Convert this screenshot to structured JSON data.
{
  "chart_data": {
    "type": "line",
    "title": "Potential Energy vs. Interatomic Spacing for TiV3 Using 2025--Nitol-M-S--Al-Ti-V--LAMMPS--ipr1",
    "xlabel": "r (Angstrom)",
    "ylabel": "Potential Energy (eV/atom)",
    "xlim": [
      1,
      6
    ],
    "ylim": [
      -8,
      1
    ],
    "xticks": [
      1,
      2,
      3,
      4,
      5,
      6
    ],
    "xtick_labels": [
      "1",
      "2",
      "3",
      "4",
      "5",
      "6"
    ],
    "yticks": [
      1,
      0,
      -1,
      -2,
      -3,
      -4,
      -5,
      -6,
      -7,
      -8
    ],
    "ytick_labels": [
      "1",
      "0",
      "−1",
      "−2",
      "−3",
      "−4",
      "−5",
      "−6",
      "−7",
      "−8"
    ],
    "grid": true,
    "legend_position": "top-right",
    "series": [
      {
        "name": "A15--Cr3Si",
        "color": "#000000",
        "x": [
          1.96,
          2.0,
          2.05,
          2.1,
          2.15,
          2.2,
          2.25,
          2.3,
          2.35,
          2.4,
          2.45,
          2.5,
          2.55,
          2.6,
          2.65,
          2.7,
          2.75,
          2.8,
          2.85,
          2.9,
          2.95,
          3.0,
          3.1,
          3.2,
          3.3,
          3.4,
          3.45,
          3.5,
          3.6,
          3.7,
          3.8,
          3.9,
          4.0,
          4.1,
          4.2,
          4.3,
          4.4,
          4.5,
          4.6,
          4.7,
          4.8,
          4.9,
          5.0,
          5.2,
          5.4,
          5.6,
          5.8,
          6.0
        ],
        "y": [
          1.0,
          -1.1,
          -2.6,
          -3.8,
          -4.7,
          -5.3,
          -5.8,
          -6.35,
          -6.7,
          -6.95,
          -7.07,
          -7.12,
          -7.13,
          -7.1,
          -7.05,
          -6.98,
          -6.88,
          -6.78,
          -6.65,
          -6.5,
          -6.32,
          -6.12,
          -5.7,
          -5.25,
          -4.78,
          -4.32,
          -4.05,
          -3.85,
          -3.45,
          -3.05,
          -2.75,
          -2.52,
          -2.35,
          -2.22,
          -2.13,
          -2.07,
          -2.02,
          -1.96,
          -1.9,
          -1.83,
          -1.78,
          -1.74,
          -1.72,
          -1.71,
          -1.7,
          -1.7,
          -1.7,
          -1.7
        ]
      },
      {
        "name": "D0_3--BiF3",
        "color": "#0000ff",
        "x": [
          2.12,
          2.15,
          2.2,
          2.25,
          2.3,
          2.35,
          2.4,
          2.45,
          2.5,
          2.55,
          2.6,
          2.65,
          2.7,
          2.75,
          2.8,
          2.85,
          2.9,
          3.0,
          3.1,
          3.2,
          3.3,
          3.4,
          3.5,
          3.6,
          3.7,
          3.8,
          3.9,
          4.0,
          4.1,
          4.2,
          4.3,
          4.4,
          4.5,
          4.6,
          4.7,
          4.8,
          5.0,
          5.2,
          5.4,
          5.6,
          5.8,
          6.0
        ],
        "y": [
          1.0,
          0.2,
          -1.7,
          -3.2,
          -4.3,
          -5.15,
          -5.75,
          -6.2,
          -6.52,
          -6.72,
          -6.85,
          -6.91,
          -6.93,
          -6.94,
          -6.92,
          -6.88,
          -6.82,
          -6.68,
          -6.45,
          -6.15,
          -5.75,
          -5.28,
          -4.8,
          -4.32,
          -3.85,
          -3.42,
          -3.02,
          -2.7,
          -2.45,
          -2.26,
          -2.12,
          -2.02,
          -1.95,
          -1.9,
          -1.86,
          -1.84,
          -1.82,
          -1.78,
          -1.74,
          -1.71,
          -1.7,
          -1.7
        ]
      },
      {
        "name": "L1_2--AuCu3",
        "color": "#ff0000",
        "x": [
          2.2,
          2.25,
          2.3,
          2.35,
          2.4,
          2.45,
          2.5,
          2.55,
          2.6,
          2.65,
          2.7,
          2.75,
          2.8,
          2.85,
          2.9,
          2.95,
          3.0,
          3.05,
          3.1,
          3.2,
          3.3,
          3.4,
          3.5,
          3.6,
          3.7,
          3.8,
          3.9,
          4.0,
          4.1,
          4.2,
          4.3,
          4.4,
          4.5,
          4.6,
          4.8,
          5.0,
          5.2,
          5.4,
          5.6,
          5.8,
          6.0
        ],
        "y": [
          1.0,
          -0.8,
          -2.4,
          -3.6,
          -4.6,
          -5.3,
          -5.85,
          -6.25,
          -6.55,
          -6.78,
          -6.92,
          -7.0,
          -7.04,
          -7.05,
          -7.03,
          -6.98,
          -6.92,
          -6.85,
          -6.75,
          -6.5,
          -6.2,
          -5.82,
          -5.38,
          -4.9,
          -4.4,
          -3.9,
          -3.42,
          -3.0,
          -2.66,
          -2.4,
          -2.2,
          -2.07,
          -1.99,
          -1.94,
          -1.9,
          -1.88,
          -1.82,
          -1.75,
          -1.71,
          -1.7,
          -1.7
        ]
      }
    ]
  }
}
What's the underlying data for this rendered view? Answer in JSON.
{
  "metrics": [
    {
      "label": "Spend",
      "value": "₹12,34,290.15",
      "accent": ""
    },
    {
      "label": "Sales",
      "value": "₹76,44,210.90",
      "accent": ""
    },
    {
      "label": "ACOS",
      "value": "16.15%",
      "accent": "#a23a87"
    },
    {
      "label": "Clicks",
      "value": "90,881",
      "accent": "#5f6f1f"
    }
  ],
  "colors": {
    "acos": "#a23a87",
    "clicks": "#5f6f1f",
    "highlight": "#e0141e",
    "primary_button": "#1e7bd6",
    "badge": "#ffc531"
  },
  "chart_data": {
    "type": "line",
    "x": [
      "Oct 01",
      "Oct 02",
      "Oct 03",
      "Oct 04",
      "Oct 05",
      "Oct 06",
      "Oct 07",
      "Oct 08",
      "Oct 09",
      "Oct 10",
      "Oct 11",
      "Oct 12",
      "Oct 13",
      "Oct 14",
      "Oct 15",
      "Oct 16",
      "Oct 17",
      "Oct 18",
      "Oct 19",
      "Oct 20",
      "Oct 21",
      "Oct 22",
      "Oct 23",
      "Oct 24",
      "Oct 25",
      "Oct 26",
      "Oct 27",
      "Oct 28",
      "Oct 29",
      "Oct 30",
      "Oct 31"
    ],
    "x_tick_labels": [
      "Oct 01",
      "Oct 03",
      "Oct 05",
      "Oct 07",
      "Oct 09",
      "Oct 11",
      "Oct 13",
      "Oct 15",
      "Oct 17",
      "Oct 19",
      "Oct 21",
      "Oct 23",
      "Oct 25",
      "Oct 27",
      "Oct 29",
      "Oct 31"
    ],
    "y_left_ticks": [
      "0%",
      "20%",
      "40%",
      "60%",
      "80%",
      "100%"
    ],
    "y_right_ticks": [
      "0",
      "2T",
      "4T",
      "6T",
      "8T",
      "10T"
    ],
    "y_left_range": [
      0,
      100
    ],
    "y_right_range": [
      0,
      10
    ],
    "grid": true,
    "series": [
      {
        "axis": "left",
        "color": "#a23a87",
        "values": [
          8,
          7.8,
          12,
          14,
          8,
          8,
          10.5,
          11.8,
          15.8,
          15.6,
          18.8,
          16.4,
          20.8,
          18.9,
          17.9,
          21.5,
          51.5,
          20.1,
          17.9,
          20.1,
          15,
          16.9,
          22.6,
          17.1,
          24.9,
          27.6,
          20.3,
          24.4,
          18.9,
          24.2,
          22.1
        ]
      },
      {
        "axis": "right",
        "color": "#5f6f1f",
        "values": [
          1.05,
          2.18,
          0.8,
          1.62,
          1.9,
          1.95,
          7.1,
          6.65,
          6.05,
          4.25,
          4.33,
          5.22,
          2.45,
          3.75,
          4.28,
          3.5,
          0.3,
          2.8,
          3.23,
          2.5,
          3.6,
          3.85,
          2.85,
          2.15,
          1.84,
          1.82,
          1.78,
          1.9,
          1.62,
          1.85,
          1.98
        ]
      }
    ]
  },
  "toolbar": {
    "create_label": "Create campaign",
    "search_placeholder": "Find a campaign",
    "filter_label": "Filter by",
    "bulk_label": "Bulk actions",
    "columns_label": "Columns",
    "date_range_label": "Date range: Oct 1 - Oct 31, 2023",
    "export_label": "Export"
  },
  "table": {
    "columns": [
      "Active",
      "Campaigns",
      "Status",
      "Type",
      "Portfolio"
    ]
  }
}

----

Work instructions:
Search the entries for the word "Potential", then list each line that holds it.

Exercise output:
    "title": "Potential Energy vs. Interatomic Spacing for TiV3 Using 2025--Nitol-M-S--Al-Ti-V--LAMMPS--ipr1",
    "ylabel": "Potential Energy (eV/atom)",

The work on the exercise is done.